- _To do_: Scan the material and copy every line in which "components" appears.

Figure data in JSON

----------------------------------------

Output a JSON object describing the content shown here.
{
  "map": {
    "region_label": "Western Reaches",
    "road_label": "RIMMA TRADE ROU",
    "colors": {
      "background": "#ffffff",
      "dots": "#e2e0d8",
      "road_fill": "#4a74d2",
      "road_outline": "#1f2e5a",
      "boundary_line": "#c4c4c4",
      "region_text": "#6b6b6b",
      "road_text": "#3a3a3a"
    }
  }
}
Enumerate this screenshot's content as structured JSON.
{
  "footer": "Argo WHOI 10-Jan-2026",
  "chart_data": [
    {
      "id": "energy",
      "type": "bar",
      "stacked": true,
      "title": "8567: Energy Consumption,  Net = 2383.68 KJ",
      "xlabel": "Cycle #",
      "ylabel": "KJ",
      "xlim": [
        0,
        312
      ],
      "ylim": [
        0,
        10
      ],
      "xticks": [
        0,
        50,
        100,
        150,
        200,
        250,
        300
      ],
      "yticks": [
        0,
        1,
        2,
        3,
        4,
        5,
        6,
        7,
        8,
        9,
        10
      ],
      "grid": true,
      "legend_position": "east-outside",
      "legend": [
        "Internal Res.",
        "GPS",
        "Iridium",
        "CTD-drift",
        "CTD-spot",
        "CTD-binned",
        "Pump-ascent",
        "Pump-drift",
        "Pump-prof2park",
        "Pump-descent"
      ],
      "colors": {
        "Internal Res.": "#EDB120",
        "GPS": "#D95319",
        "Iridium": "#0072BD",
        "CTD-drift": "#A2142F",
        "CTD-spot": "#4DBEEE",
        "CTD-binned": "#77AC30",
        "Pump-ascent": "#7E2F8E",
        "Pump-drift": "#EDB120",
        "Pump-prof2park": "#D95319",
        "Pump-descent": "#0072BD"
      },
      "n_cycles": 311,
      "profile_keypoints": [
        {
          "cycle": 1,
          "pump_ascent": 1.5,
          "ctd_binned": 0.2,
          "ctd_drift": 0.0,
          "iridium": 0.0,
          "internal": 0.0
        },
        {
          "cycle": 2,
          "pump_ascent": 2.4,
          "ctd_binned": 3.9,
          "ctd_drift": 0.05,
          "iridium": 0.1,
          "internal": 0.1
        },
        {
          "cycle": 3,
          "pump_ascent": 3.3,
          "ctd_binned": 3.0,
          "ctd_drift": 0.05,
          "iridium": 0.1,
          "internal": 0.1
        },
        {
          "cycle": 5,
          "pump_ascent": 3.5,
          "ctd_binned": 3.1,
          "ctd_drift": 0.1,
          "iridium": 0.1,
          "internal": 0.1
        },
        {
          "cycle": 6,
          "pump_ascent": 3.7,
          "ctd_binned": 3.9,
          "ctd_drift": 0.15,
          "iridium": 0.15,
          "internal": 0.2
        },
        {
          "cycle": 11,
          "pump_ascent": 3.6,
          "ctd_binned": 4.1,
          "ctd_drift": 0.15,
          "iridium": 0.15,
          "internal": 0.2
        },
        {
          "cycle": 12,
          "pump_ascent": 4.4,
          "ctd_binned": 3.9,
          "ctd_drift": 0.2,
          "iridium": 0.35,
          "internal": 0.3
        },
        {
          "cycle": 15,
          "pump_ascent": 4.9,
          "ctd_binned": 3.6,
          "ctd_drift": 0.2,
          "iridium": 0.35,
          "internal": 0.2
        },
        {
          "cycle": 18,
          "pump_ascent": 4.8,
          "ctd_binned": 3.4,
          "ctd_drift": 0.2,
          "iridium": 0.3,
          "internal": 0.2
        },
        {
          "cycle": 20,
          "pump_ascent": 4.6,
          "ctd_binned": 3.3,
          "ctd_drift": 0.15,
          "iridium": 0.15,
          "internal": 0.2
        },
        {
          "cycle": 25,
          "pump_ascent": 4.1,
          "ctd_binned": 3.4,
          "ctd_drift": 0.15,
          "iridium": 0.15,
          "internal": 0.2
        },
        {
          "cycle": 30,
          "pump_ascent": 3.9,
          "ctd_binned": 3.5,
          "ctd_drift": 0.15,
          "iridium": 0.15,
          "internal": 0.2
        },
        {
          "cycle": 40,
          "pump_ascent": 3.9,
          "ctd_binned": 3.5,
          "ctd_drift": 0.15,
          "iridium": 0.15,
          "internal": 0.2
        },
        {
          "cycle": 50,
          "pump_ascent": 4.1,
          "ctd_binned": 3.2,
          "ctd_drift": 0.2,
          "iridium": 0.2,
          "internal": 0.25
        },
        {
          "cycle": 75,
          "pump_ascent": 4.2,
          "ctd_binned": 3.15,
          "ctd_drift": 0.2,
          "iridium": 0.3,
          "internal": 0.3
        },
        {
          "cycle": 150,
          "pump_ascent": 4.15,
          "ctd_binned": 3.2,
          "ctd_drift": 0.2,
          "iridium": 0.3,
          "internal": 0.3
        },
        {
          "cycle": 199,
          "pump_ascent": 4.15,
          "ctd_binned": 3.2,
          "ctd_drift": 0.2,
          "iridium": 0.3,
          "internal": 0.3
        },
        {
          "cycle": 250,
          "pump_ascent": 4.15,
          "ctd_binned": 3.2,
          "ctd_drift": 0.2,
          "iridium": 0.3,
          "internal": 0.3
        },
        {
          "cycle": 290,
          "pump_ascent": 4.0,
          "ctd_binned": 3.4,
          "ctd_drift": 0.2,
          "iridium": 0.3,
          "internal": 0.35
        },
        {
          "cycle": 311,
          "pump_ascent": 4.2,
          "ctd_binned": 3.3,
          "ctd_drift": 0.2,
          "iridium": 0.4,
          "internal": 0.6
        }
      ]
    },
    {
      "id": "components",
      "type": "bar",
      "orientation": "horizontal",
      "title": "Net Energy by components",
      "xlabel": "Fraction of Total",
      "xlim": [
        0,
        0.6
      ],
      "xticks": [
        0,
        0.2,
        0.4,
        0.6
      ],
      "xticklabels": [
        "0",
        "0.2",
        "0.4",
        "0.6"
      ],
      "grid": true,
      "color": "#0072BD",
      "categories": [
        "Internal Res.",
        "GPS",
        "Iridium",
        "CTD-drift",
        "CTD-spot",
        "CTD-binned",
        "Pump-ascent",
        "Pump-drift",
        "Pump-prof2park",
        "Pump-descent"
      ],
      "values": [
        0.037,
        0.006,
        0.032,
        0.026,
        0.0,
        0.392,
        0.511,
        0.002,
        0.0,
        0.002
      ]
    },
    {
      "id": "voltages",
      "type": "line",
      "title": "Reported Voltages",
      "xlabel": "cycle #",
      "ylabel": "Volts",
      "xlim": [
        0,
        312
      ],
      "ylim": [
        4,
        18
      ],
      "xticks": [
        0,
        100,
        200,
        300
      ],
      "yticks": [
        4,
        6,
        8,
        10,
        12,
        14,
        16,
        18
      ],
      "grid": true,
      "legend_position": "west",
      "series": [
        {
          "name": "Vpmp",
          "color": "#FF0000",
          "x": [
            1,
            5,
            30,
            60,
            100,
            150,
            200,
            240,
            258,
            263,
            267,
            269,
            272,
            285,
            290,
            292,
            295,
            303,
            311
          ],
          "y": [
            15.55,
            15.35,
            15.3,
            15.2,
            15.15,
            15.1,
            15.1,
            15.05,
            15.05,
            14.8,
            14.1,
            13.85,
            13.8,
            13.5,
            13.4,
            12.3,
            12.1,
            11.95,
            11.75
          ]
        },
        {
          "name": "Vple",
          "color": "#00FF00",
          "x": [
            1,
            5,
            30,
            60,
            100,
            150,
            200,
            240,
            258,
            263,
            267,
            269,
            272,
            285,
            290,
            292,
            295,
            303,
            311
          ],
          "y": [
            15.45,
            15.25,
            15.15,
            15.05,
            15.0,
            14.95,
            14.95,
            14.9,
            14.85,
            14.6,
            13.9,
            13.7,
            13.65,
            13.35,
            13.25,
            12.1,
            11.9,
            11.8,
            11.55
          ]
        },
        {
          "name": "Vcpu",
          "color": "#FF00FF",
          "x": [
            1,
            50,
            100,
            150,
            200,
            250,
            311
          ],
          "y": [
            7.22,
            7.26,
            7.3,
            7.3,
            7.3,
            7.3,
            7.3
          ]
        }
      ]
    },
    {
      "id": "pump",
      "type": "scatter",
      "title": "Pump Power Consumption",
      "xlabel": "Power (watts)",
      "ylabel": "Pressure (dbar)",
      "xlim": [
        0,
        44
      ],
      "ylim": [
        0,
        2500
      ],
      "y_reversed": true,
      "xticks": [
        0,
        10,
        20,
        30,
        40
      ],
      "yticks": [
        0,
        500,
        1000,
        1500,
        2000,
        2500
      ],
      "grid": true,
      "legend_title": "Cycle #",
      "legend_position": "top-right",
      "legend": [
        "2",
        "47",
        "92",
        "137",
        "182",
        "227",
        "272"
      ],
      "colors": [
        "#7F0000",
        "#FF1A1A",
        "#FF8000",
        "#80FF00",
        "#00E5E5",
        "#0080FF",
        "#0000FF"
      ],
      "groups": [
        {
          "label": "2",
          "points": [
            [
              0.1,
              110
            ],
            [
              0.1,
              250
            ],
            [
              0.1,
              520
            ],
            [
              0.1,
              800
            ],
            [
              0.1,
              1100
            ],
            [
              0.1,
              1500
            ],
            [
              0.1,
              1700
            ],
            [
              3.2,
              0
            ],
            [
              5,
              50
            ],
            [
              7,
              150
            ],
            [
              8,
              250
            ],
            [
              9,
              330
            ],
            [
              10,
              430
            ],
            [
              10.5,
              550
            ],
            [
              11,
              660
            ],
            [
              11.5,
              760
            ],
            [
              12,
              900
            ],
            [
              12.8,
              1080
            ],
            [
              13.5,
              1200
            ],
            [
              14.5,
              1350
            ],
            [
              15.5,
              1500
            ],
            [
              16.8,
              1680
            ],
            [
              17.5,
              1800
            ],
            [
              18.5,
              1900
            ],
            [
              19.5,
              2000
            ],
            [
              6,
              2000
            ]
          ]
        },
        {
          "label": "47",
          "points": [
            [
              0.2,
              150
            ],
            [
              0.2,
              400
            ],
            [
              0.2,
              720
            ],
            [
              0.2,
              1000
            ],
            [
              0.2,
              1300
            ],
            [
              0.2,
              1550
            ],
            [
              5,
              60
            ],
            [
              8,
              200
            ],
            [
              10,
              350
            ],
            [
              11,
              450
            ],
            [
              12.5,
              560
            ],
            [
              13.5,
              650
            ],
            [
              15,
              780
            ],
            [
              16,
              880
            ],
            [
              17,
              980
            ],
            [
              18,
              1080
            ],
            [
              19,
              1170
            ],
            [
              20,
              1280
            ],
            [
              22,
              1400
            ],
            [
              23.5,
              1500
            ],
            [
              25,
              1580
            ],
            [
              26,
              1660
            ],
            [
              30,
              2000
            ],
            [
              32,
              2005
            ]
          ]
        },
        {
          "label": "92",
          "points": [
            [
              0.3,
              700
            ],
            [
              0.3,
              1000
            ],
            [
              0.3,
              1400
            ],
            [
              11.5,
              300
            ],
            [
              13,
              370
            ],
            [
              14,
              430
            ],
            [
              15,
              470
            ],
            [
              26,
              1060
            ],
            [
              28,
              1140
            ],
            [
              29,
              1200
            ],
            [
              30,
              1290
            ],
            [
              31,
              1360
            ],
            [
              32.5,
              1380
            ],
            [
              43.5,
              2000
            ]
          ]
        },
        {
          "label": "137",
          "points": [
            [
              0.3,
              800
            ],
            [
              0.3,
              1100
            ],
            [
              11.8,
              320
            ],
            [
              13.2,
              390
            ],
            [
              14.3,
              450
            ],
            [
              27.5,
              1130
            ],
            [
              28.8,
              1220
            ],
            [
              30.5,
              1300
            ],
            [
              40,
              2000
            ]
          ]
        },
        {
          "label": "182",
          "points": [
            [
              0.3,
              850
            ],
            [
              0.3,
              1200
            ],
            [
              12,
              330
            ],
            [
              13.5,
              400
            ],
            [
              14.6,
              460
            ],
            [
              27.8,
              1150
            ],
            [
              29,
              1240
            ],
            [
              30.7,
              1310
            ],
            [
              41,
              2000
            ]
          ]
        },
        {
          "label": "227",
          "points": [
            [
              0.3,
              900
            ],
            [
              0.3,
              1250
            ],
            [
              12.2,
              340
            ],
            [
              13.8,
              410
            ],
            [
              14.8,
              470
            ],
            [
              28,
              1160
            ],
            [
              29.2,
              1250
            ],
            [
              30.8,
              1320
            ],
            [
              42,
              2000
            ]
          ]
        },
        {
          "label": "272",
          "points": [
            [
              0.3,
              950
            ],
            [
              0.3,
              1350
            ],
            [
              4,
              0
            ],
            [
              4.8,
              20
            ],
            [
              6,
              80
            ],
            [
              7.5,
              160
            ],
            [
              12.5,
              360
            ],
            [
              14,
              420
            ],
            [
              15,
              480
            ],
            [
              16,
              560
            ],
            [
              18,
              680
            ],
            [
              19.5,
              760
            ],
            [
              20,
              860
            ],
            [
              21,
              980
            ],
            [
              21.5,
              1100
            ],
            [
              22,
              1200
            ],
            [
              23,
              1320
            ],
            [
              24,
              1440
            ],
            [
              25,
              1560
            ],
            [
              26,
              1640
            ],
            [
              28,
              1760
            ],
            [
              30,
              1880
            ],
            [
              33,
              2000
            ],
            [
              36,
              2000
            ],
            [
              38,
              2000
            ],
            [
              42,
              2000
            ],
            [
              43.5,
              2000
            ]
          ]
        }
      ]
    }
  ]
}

----------------------------------------

- _Exercise solution_:
      "id": "components",
      "title": "Net Energy by components",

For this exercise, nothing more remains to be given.